Extracted data:
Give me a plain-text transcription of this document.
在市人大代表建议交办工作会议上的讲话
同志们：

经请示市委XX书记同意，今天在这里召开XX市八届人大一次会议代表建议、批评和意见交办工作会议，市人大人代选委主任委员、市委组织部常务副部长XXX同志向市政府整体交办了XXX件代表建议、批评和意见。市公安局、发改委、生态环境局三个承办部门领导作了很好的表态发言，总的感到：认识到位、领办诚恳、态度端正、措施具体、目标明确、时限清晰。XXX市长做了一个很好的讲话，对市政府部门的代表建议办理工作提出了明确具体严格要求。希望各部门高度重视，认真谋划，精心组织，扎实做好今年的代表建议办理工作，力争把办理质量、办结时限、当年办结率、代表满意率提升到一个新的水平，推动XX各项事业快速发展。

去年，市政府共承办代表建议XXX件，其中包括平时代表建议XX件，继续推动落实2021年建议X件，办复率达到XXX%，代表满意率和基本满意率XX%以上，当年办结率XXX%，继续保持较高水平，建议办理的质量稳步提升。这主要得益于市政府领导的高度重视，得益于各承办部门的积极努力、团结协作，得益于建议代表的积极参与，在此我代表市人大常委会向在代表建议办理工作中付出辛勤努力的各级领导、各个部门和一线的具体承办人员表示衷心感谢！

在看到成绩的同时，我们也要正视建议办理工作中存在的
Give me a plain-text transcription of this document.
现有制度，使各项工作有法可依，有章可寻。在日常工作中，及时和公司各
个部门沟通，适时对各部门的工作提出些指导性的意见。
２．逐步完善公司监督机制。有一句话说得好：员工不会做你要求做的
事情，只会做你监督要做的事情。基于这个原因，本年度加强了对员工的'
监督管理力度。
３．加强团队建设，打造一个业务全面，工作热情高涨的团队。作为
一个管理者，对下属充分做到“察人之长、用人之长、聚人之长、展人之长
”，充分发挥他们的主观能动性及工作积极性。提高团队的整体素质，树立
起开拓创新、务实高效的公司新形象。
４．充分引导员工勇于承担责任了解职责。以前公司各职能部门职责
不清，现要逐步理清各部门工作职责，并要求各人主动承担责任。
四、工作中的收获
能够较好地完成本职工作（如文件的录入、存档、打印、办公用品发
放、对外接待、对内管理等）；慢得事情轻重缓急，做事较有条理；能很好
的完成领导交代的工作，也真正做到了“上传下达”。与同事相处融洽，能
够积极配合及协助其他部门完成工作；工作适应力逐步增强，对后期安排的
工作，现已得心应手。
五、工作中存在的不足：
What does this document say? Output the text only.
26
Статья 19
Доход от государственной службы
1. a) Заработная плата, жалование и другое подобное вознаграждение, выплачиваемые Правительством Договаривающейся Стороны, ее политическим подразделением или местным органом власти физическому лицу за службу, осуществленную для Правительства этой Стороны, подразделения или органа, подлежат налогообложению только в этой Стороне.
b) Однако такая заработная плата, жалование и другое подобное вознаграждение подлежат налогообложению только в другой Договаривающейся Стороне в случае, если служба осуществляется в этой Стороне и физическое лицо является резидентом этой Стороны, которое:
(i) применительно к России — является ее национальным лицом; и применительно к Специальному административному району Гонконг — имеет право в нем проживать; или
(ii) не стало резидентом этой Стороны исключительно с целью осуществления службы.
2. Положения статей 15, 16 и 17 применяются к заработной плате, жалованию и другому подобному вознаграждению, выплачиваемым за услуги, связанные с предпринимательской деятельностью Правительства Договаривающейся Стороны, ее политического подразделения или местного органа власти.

Task brief: Take the lines above and print them exactly.

Answer to this problem:
Give me a plain-text transcription of this document.
在市人大代表建议交办工作会议上的讲话
同志们：

经请示市委XX书记同意，今天在这里召开XX市八届人大一次会议代表建议、批评和意见交办工作会议，市人大人代选委主任委员、市委组织部常务副部长XXX同志向市政府整体交办了XXX件代表建议、批评和意见。市公安局、发改委、生态环境局三个承办部门领导作了很好的表态发言，总的感到：认识到位、领办诚恳、态度端正、措施具体、目标明确、时限清晰。XXX市长做了一个很好的讲话，对市政府部门的代表建议办理工作提出了明确具体严格要求。希望各部门高度重视，认真谋划，精心组织，扎实做好今年的代表建议办理工作，力争把办理质量、办结时限、当年办结率、代表满意率提升到一个新的水平，推动XX各项事业快速发展。

去年，市政府共承办代表建议XXX件，其中包括平时代表建议XX件，继续推动落实2021年建议X件，办复率达到XXX%，代表满意率和基本满意率XX%以上，当年办结率XXX%，继续保持较高水平，建议办理的质量稳步提升。这主要得益于市政府领导的高度重视，得益于各承办部门的积极努力、团结协作，得益于建议代表的积极参与，在此我代表市人大常委会向在代表建议办理工作中付出辛勤努力的各级领导、各个部门和一线的具体承办人员表示衷心感谢！

在看到成绩的同时，我们也要正视建议办理工作中存在的
Give me a plain-text transcription of this document.
现有制度，使各项工作有法可依，有章可寻。在日常工作中，及时和公司各
个部门沟通，适时对各部门的工作提出些指导性的意见。
２．逐步完善公司监督机制。有一句话说得好：员工不会做你要求做的
事情，只会做你监督要做的事情。基于这个原因，本年度加强了对员工的'
监督管理力度。
３．加强团队建设，打造一个业务全面，工作热情高涨的团队。作为
一个管理者，对下属充分做到“察人之长、用人之长、聚人之长、展人之长
”，充分发挥他们的主观能动性及工作积极性。提高团队的整体素质，树立
起开拓创新、务实高效的公司新形象。
４．充分引导员工勇于承担责任了解职责。以前公司各职能部门职责
不清，现要逐步理清各部门工作职责，并要求各人主动承担责任。
四、工作中的收获
能够较好地完成本职工作（如文件的录入、存档、打印、办公用品发
放、对外接待、对内管理等）；慢得事情轻重缓急，做事较有条理；能很好
的完成领导交代的工作，也真正做到了“上传下达”。与同事相处融洽，能
够积极配合及协助其他部门完成工作；工作适应力逐步增强，对后期安排的
工作，现已得心应手。
五、工作中存在的不足：
What does this document say? Output the text only.
26
Статья 19
Доход от государственной службы
1. a) Заработная плата, жалование и другое подобное вознаграждение, выплачиваемые Правительством Договаривающейся Стороны, ее политическим подразделением или местным органом власти физическому лицу за службу, осуществленную для Правительства этой Стороны, подразделения или органа, подлежат налогообложению только в этой Стороне.
b) Однако такая заработная плата, жалование и другое подобное вознаграждение подлежат налогообложению только в другой Договаривающейся Стороне в случае, если служба осуществляется в этой Стороне и физическое лицо является резидентом этой Стороны, которое:
(i) применительно к России — является ее национальным лицом; и применительно к Специальному административному району Гонконг — имеет право в нем проживать; или
(ii) не стало резидентом этой Стороны исключительно с целью осуществления службы.
2. Положения статей 15, 16 и 17 применяются к заработной плате, жалованию и другому подобному вознаграждению, выплачиваемым за услуги, связанные с предпринимательской деятельностью Правительства Договаривающейся Стороны, ее политического подразделения или местного органа власти.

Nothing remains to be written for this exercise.